Excerpts from a figure dataset:
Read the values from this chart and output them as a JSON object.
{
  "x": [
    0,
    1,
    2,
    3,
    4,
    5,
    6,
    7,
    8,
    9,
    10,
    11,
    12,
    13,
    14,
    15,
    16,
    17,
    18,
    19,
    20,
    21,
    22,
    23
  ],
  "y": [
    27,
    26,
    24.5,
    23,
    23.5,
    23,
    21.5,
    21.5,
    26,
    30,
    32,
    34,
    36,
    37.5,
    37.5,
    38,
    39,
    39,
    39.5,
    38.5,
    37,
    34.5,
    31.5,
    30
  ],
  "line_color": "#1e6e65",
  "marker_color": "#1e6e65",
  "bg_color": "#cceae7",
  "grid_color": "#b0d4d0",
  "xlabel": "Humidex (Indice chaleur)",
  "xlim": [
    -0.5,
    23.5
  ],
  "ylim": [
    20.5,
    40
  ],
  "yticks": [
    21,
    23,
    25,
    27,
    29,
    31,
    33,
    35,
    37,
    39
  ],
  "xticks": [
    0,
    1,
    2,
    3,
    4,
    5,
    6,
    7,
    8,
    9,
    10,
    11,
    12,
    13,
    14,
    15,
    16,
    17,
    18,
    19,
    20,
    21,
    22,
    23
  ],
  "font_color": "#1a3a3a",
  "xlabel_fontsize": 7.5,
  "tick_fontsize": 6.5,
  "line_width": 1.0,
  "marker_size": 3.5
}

WHAT IS ASKED: Could you quote the material above in full, exactly as it stands?

FULL OUTPUT:
Read the values from this chart and output them as a JSON object.
{
  "x": [
    0,
    1,
    2,
    3,
    4,
    5,
    6,
    7,
    8,
    9,
    10,
    11,
    12,
    13,
    14,
    15,
    16,
    17,
    18,
    19,
    20,
    21,
    22,
    23
  ],
  "y": [
    27,
    26,
    24.5,
    23,
    23.5,
    23,
    21.5,
    21.5,
    26,
    30,
    32,
    34,
    36,
    37.5,
    37.5,
    38,
    39,
    39,
    39.5,
    38.5,
    37,
    34.5,
    31.5,
    30
  ],
  "line_color": "#1e6e65",
  "marker_color": "#1e6e65",
  "bg_color": "#cceae7",
  "grid_color": "#b0d4d0",
  "xlabel": "Humidex (Indice chaleur)",
  "xlim": [
    -0.5,
    23.5
  ],
  "ylim": [
    20.5,
    40
  ],
  "yticks": [
    21,
    23,
    25,
    27,
    29,
    31,
    33,
    35,
    37,
    39
  ],
  "xticks": [
    0,
    1,
    2,
    3,
    4,
    5,
    6,
    7,
    8,
    9,
    10,
    11,
    12,
    13,
    14,
    15,
    16,
    17,
    18,
    19,
    20,
    21,
    22,
    23
  ],
  "font_color": "#1a3a3a",
  "xlabel_fontsize": 7.5,
  "tick_fontsize": 6.5,
  "line_width": 1.0,
  "marker_size": 3.5
}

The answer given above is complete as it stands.